◆ WRITTEN REQUEST
From the records, pick out and copy each line containing "this".
--- START DATASET EXTRACT ---
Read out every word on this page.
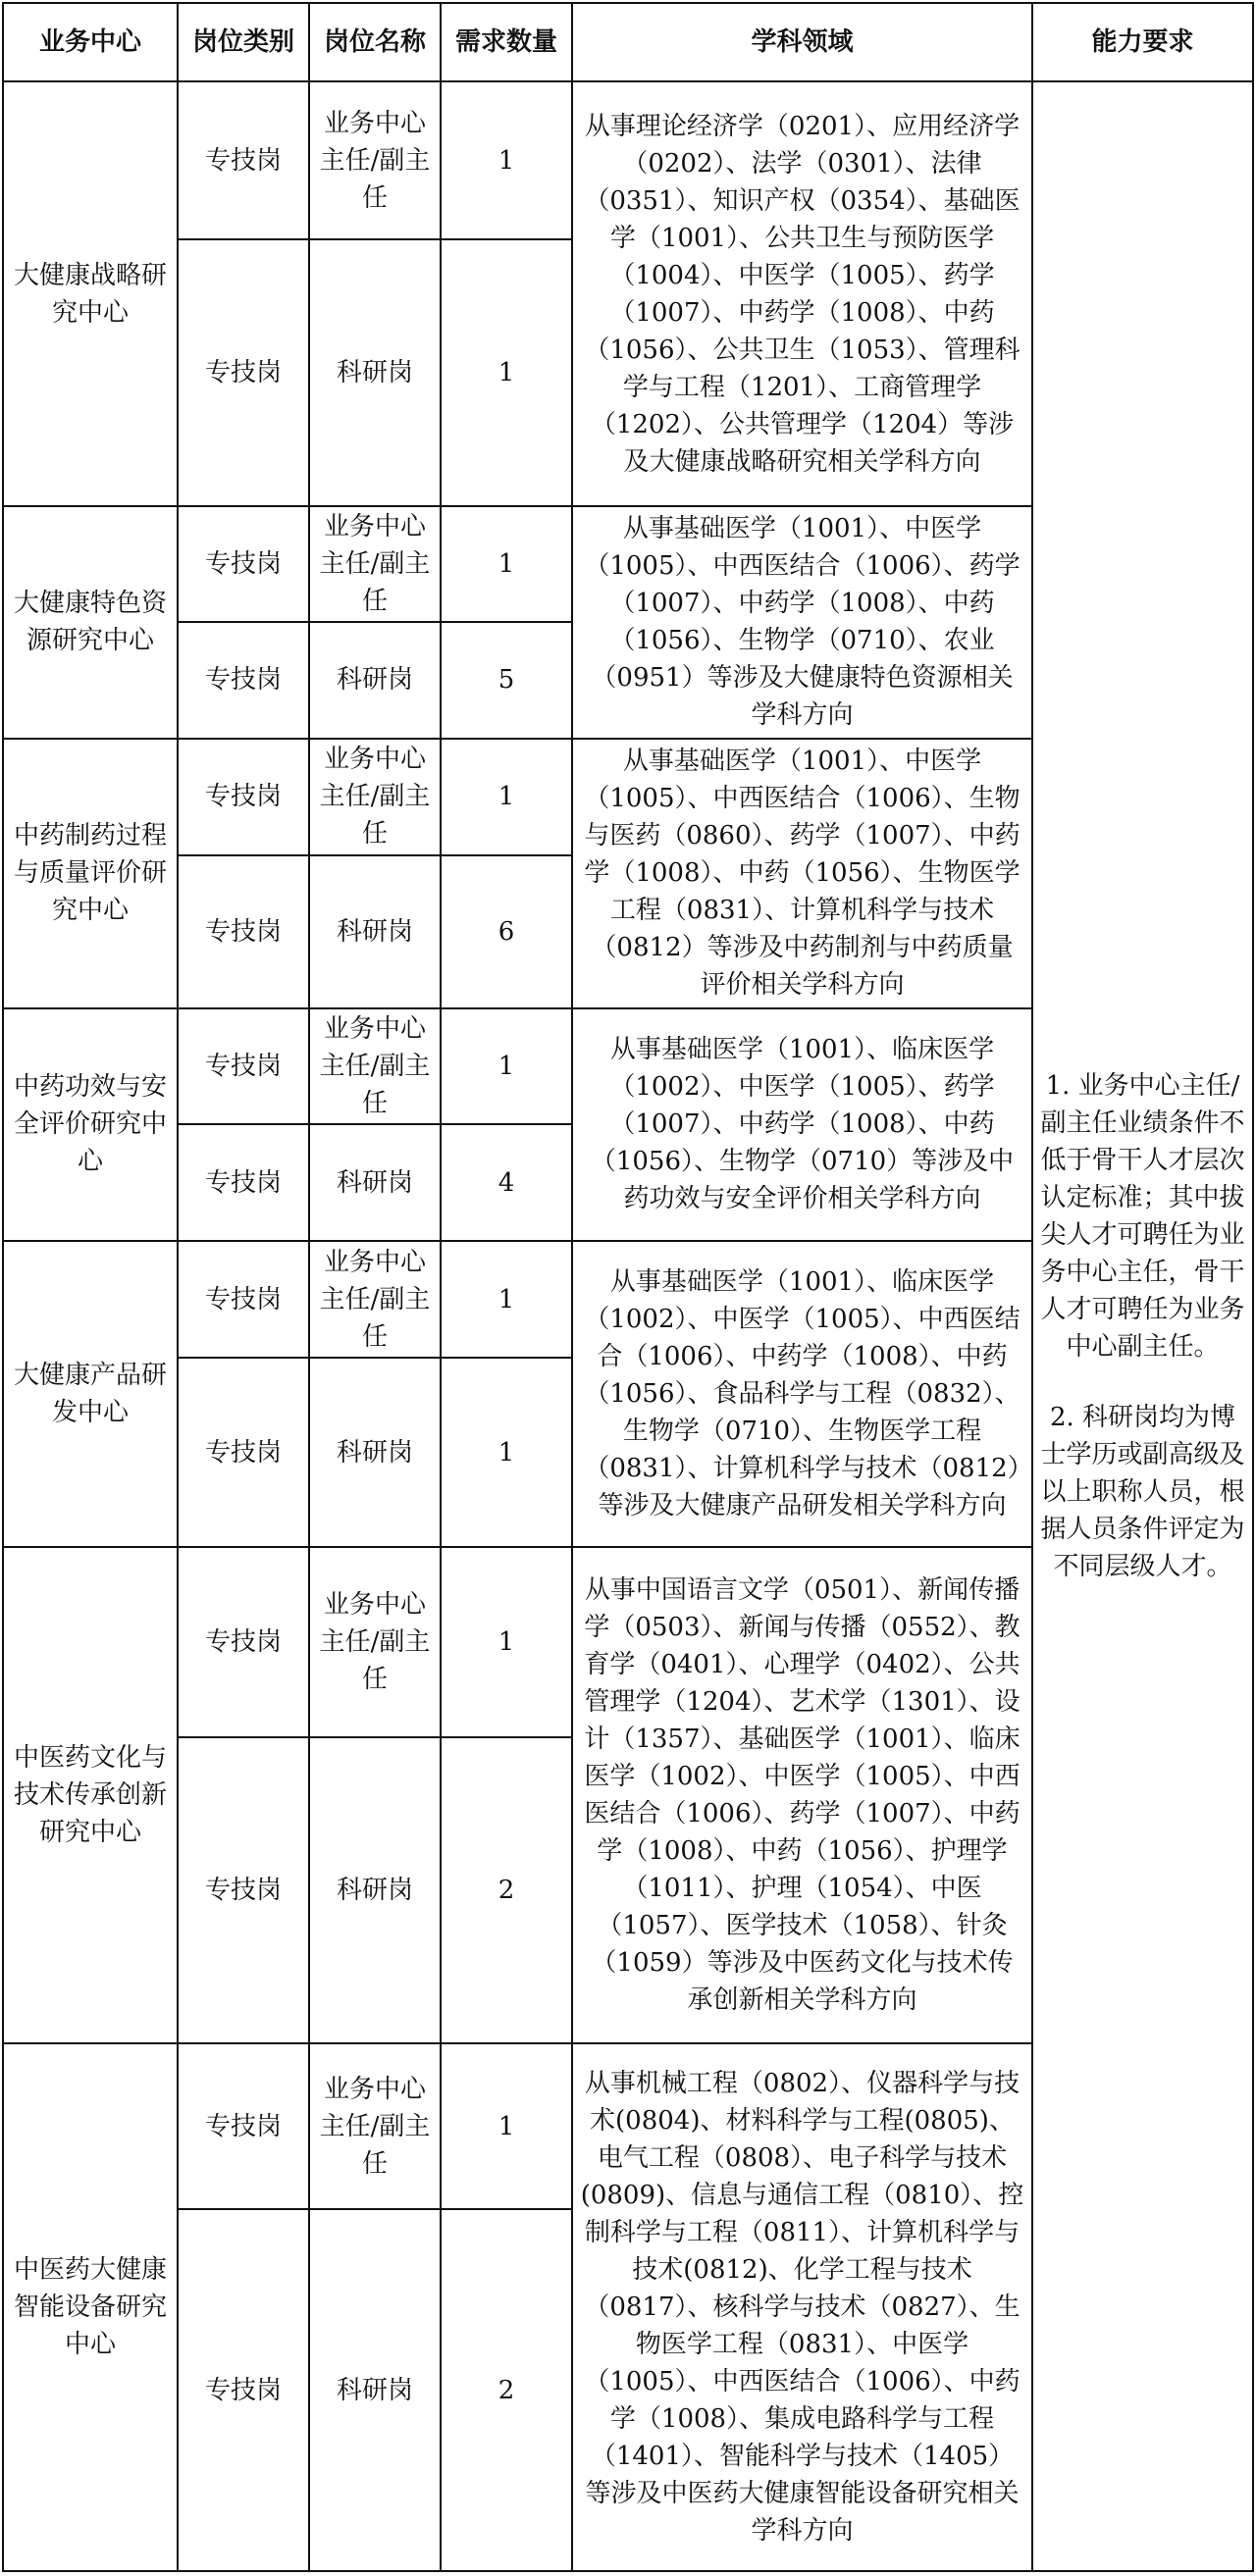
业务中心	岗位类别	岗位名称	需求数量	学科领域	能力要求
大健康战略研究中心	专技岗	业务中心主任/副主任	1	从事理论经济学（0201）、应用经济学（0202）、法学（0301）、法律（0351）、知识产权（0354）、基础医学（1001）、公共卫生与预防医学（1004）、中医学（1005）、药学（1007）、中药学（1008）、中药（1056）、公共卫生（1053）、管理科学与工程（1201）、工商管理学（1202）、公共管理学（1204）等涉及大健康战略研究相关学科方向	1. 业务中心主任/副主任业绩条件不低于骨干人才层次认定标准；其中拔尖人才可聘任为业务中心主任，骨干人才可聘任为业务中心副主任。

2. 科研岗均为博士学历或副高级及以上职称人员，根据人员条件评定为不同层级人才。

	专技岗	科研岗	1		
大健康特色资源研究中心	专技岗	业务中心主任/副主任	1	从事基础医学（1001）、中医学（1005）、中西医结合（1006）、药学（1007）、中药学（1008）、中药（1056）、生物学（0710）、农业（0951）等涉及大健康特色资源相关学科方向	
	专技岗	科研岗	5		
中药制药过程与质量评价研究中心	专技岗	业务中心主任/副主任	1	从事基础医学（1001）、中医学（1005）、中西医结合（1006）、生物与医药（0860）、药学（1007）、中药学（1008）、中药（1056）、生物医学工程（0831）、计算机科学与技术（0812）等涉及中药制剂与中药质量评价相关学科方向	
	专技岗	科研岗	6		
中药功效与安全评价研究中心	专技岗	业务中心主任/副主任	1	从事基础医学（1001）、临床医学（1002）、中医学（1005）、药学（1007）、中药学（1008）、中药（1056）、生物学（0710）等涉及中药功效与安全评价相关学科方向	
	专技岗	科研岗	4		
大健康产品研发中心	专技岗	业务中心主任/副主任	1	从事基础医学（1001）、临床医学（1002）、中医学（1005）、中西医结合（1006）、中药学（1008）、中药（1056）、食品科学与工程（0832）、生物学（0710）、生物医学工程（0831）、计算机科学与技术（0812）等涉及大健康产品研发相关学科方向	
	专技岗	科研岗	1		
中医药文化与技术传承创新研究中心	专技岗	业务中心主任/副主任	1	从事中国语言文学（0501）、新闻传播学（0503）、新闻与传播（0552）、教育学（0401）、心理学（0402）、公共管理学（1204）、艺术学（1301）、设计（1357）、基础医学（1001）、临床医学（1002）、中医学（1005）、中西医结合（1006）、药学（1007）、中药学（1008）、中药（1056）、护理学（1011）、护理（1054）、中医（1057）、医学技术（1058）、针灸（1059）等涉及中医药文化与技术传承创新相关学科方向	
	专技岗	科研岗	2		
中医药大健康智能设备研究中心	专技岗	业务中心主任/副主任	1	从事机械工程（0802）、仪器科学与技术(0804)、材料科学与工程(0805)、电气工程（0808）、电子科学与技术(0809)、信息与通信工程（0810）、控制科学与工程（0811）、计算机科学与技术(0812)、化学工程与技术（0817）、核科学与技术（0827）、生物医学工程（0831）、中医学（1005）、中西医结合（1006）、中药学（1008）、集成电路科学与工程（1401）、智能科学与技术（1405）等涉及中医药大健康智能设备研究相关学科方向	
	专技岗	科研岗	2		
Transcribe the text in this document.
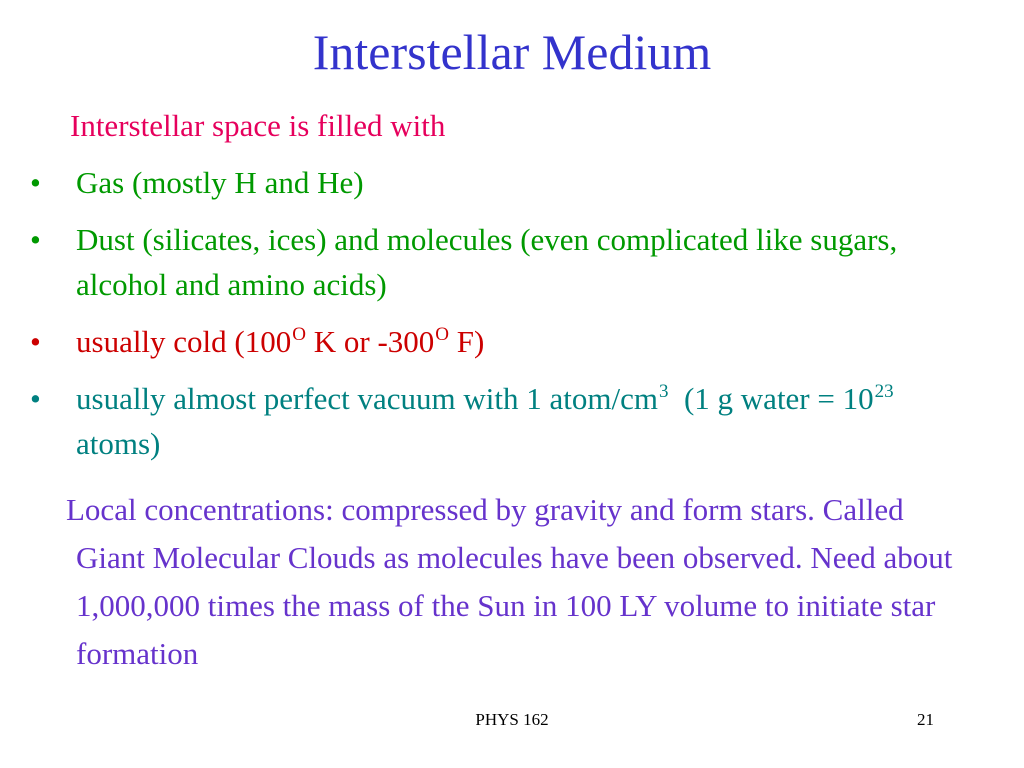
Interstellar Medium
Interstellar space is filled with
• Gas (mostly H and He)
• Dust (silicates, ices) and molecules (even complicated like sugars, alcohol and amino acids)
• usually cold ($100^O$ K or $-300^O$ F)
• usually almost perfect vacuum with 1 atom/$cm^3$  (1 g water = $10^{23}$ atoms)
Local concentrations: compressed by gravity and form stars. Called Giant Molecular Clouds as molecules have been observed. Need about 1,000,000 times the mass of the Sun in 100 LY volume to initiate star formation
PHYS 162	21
--- END DATASET EXTRACT ---
◆ RESULT
Read out every word on this page.
Transcribe the text in this document.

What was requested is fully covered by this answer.